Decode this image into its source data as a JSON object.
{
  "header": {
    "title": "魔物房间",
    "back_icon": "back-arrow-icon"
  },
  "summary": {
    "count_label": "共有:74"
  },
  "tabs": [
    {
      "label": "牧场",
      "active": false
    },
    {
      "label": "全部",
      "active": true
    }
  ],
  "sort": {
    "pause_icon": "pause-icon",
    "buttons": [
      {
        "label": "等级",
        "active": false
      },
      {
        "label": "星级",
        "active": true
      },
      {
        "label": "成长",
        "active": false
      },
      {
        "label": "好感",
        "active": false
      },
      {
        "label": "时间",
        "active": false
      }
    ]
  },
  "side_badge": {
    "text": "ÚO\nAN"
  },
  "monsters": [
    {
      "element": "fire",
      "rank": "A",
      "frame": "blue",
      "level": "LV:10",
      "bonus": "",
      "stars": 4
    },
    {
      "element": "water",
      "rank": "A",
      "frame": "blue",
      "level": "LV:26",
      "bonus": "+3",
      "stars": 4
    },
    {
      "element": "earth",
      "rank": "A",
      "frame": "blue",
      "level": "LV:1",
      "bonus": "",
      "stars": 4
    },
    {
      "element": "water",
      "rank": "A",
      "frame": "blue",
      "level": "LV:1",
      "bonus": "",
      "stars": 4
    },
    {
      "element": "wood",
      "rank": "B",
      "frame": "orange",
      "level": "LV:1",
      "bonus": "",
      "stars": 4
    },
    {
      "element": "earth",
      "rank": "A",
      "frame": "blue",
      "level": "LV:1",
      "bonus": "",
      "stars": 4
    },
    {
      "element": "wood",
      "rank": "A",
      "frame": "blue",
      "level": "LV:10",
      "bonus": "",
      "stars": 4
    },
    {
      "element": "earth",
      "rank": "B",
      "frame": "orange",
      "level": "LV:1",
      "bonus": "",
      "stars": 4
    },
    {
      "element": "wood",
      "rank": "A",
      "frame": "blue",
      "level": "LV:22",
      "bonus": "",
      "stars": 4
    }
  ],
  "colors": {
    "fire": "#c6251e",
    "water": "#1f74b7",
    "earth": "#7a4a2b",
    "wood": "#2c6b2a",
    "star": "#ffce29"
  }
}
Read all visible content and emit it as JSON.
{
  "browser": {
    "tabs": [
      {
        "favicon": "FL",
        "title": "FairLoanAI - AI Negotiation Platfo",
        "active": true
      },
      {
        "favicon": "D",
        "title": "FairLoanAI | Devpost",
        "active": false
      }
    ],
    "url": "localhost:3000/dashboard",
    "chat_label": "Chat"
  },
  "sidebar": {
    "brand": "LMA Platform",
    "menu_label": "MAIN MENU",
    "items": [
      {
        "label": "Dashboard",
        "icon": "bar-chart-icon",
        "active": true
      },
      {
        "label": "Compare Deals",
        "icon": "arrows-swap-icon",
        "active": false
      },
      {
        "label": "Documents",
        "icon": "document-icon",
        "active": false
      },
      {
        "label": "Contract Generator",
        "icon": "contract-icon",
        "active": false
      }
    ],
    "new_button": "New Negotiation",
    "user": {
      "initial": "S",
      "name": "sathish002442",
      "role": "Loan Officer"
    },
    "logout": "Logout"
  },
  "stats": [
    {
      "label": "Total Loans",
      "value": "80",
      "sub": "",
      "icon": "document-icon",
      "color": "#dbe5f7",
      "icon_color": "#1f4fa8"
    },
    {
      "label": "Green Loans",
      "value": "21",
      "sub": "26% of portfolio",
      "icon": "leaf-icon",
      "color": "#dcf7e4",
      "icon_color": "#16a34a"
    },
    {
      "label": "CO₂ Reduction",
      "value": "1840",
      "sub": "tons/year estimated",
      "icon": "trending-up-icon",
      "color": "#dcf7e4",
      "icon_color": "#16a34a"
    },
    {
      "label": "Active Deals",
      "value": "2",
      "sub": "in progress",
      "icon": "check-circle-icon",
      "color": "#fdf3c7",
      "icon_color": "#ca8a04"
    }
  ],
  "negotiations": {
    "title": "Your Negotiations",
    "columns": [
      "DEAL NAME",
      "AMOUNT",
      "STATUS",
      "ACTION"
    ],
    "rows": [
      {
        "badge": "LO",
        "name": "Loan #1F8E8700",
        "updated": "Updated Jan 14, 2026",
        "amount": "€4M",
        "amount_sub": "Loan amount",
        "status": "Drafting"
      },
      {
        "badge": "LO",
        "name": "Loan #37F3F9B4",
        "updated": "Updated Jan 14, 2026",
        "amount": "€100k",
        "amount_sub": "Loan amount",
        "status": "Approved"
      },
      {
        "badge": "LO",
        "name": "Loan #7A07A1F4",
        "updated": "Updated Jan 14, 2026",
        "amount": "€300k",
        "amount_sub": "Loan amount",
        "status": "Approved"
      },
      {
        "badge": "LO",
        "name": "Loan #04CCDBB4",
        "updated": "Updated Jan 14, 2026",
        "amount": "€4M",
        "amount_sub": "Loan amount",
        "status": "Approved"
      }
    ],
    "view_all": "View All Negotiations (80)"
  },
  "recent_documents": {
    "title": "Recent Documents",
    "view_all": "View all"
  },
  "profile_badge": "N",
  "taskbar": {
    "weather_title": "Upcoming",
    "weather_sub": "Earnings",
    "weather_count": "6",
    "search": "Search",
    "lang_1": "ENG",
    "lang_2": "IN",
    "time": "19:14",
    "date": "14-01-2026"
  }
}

▶ [Your goal] Output the entries exactly.

▶ [Solved exercise]
Decode this image into its source data as a JSON object.
{
  "header": {
    "title": "魔物房间",
    "back_icon": "back-arrow-icon"
  },
  "summary": {
    "count_label": "共有:74"
  },
  "tabs": [
    {
      "label": "牧场",
      "active": false
    },
    {
      "label": "全部",
      "active": true
    }
  ],
  "sort": {
    "pause_icon": "pause-icon",
    "buttons": [
      {
        "label": "等级",
        "active": false
      },
      {
        "label": "星级",
        "active": true
      },
      {
        "label": "成长",
        "active": false
      },
      {
        "label": "好感",
        "active": false
      },
      {
        "label": "时间",
        "active": false
      }
    ]
  },
  "side_badge": {
    "text": "ÚO\nAN"
  },
  "monsters": [
    {
      "element": "fire",
      "rank": "A",
      "frame": "blue",
      "level": "LV:10",
      "bonus": "",
      "stars": 4
    },
    {
      "element": "water",
      "rank": "A",
      "frame": "blue",
      "level": "LV:26",
      "bonus": "+3",
      "stars": 4
    },
    {
      "element": "earth",
      "rank": "A",
      "frame": "blue",
      "level": "LV:1",
      "bonus": "",
      "stars": 4
    },
    {
      "element": "water",
      "rank": "A",
      "frame": "blue",
      "level": "LV:1",
      "bonus": "",
      "stars": 4
    },
    {
      "element": "wood",
      "rank": "B",
      "frame": "orange",
      "level": "LV:1",
      "bonus": "",
      "stars": 4
    },
    {
      "element": "earth",
      "rank": "A",
      "frame": "blue",
      "level": "LV:1",
      "bonus": "",
      "stars": 4
    },
    {
      "element": "wood",
      "rank": "A",
      "frame": "blue",
      "level": "LV:10",
      "bonus": "",
      "stars": 4
    },
    {
      "element": "earth",
      "rank": "B",
      "frame": "orange",
      "level": "LV:1",
      "bonus": "",
      "stars": 4
    },
    {
      "element": "wood",
      "rank": "A",
      "frame": "blue",
      "level": "LV:22",
      "bonus": "",
      "stars": 4
    }
  ],
  "colors": {
    "fire": "#c6251e",
    "water": "#1f74b7",
    "earth": "#7a4a2b",
    "wood": "#2c6b2a",
    "star": "#ffce29"
  }
}
Read all visible content and emit it as JSON.
{
  "browser": {
    "tabs": [
      {
        "favicon": "FL",
        "title": "FairLoanAI - AI Negotiation Platfo",
        "active": true
      },
      {
        "favicon": "D",
        "title": "FairLoanAI | Devpost",
        "active": false
      }
    ],
    "url": "localhost:3000/dashboard",
    "chat_label": "Chat"
  },
  "sidebar": {
    "brand": "LMA Platform",
    "menu_label": "MAIN MENU",
    "items": [
      {
        "label": "Dashboard",
        "icon": "bar-chart-icon",
        "active": true
      },
      {
        "label": "Compare Deals",
        "icon": "arrows-swap-icon",
        "active": false
      },
      {
        "label": "Documents",
        "icon": "document-icon",
        "active": false
      },
      {
        "label": "Contract Generator",
        "icon": "contract-icon",
        "active": false
      }
    ],
    "new_button": "New Negotiation",
    "user": {
      "initial": "S",
      "name": "sathish002442",
      "role": "Loan Officer"
    },
    "logout": "Logout"
  },
  "stats": [
    {
      "label": "Total Loans",
      "value": "80",
      "sub": "",
      "icon": "document-icon",
      "color": "#dbe5f7",
      "icon_color": "#1f4fa8"
    },
    {
      "label": "Green Loans",
      "value": "21",
      "sub": "26% of portfolio",
      "icon": "leaf-icon",
      "color": "#dcf7e4",
      "icon_color": "#16a34a"
    },
    {
      "label": "CO₂ Reduction",
      "value": "1840",
      "sub": "tons/year estimated",
      "icon": "trending-up-icon",
      "color": "#dcf7e4",
      "icon_color": "#16a34a"
    },
    {
      "label": "Active Deals",
      "value": "2",
      "sub": "in progress",
      "icon": "check-circle-icon",
      "color": "#fdf3c7",
      "icon_color": "#ca8a04"
    }
  ],
  "negotiations": {
    "title": "Your Negotiations",
    "columns": [
      "DEAL NAME",
      "AMOUNT",
      "STATUS",
      "ACTION"
    ],
    "rows": [
      {
        "badge": "LO",
        "name": "Loan #1F8E8700",
        "updated": "Updated Jan 14, 2026",
        "amount": "€4M",
        "amount_sub": "Loan amount",
        "status": "Drafting"
      },
      {
        "badge": "LO",
        "name": "Loan #37F3F9B4",
        "updated": "Updated Jan 14, 2026",
        "amount": "€100k",
        "amount_sub": "Loan amount",
        "status": "Approved"
      },
      {
        "badge": "LO",
        "name": "Loan #7A07A1F4",
        "updated": "Updated Jan 14, 2026",
        "amount": "€300k",
        "amount_sub": "Loan amount",
        "status": "Approved"
      },
      {
        "badge": "LO",
        "name": "Loan #04CCDBB4",
        "updated": "Updated Jan 14, 2026",
        "amount": "€4M",
        "amount_sub": "Loan amount",
        "status": "Approved"
      }
    ],
    "view_all": "View All Negotiations (80)"
  },
  "recent_documents": {
    "title": "Recent Documents",
    "view_all": "View all"
  },
  "profile_badge": "N",
  "taskbar": {
    "weather_title": "Upcoming",
    "weather_sub": "Earnings",
    "weather_count": "6",
    "search": "Search",
    "lang_1": "ENG",
    "lang_2": "IN",
    "time": "19:14",
    "date": "14-01-2026"
  }
}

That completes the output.